Each line that follows is to be retyped exactly.
Begin
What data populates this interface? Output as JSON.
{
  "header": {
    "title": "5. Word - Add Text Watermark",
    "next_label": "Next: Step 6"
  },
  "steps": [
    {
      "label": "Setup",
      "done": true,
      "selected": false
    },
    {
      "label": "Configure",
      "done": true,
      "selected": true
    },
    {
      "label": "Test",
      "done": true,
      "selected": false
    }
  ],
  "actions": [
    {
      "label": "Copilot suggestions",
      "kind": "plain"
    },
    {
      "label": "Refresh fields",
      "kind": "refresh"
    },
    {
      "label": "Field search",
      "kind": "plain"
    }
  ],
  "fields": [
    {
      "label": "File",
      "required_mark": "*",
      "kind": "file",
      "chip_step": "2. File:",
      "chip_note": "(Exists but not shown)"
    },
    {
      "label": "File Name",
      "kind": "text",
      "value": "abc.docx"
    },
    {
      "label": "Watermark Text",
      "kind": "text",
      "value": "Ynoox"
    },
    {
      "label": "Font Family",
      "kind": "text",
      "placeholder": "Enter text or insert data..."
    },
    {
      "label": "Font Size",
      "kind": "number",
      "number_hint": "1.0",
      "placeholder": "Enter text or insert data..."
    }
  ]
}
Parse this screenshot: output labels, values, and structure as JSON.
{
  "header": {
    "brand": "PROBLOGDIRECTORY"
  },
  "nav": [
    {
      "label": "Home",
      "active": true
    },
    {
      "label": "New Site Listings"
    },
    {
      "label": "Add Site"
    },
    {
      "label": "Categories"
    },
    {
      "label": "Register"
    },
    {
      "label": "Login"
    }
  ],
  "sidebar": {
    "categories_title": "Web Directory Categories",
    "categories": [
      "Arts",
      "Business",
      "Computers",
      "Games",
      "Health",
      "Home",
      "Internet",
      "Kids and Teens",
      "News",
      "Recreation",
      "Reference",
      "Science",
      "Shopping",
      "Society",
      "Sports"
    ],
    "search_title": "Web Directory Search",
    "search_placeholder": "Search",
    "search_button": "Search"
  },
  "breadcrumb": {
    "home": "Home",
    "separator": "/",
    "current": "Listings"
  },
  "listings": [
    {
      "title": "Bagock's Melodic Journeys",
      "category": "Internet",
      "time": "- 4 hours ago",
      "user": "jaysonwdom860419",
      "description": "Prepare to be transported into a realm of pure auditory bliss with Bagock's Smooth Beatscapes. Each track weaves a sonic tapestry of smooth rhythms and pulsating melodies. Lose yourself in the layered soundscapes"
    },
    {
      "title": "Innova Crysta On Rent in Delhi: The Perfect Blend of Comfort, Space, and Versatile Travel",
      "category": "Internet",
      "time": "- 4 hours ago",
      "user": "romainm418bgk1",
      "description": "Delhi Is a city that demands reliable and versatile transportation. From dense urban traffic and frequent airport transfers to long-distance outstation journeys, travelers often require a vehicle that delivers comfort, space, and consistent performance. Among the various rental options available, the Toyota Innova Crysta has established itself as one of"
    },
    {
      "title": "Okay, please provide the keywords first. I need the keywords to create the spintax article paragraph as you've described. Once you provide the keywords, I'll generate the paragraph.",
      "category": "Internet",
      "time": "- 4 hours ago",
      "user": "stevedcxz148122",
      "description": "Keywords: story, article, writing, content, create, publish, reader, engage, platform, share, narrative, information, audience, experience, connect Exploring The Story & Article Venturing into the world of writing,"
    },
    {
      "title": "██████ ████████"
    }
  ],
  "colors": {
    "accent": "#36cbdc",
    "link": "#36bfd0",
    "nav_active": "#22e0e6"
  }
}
End
### Exercise solution
What data populates this interface? Output as JSON.
{
  "header": {
    "title": "5. Word - Add Text Watermark",
    "next_label": "Next: Step 6"
  },
  "steps": [
    {
      "label": "Setup",
      "done": true,
      "selected": false
    },
    {
      "label": "Configure",
      "done": true,
      "selected": true
    },
    {
      "label": "Test",
      "done": true,
      "selected": false
    }
  ],
  "actions": [
    {
      "label": "Copilot suggestions",
      "kind": "plain"
    },
    {
      "label": "Refresh fields",
      "kind": "refresh"
    },
    {
      "label": "Field search",
      "kind": "plain"
    }
  ],
  "fields": [
    {
      "label": "File",
      "required_mark": "*",
      "kind": "file",
      "chip_step": "2. File:",
      "chip_note": "(Exists but not shown)"
    },
    {
      "label": "File Name",
      "kind": "text",
      "value": "abc.docx"
    },
    {
      "label": "Watermark Text",
      "kind": "text",
      "value": "Ynoox"
    },
    {
      "label": "Font Family",
      "kind": "text",
      "placeholder": "Enter text or insert data..."
    },
    {
      "label": "Font Size",
      "kind": "number",
      "number_hint": "1.0",
      "placeholder": "Enter text or insert data..."
    }
  ]
}
Parse this screenshot: output labels, values, and structure as JSON.
{
  "header": {
    "brand": "PROBLOGDIRECTORY"
  },
  "nav": [
    {
      "label": "Home",
      "active": true
    },
    {
      "label": "New Site Listings"
    },
    {
      "label": "Add Site"
    },
    {
      "label": "Categories"
    },
    {
      "label": "Register"
    },
    {
      "label": "Login"
    }
  ],
  "sidebar": {
    "categories_title": "Web Directory Categories",
    "categories": [
      "Arts",
      "Business",
      "Computers",
      "Games",
      "Health",
      "Home",
      "Internet",
      "Kids and Teens",
      "News",
      "Recreation",
      "Reference",
      "Science",
      "Shopping",
      "Society",
      "Sports"
    ],
    "search_title": "Web Directory Search",
    "search_placeholder": "Search",
    "search_button": "Search"
  },
  "breadcrumb": {
    "home": "Home",
    "separator": "/",
    "current": "Listings"
  },
  "listings": [
    {
      "title": "Bagock's Melodic Journeys",
      "category": "Internet",
      "time": "- 4 hours ago",
      "user": "jaysonwdom860419",
      "description": "Prepare to be transported into a realm of pure auditory bliss with Bagock's Smooth Beatscapes. Each track weaves a sonic tapestry of smooth rhythms and pulsating melodies. Lose yourself in the layered soundscapes"
    },
    {
      "title": "Innova Crysta On Rent in Delhi: The Perfect Blend of Comfort, Space, and Versatile Travel",
      "category": "Internet",
      "time": "- 4 hours ago",
      "user": "romainm418bgk1",
      "description": "Delhi Is a city that demands reliable and versatile transportation. From dense urban traffic and frequent airport transfers to long-distance outstation journeys, travelers often require a vehicle that delivers comfort, space, and consistent performance. Among the various rental options available, the Toyota Innova Crysta has established itself as one of"
    },
    {
      "title": "Okay, please provide the keywords first. I need the keywords to create the spintax article paragraph as you've described. Once you provide the keywords, I'll generate the paragraph.",
      "category": "Internet",
      "time": "- 4 hours ago",
      "user": "stevedcxz148122",
      "description": "Keywords: story, article, writing, content, create, publish, reader, engage, platform, share, narrative, information, audience, experience, connect Exploring The Story & Article Venturing into the world of writing,"
    },
    {
      "title": "██████ ████████"
    }
  ],
  "colors": {
    "accent": "#36cbdc",
    "link": "#36bfd0",
    "nav_active": "#22e0e6"
  }
}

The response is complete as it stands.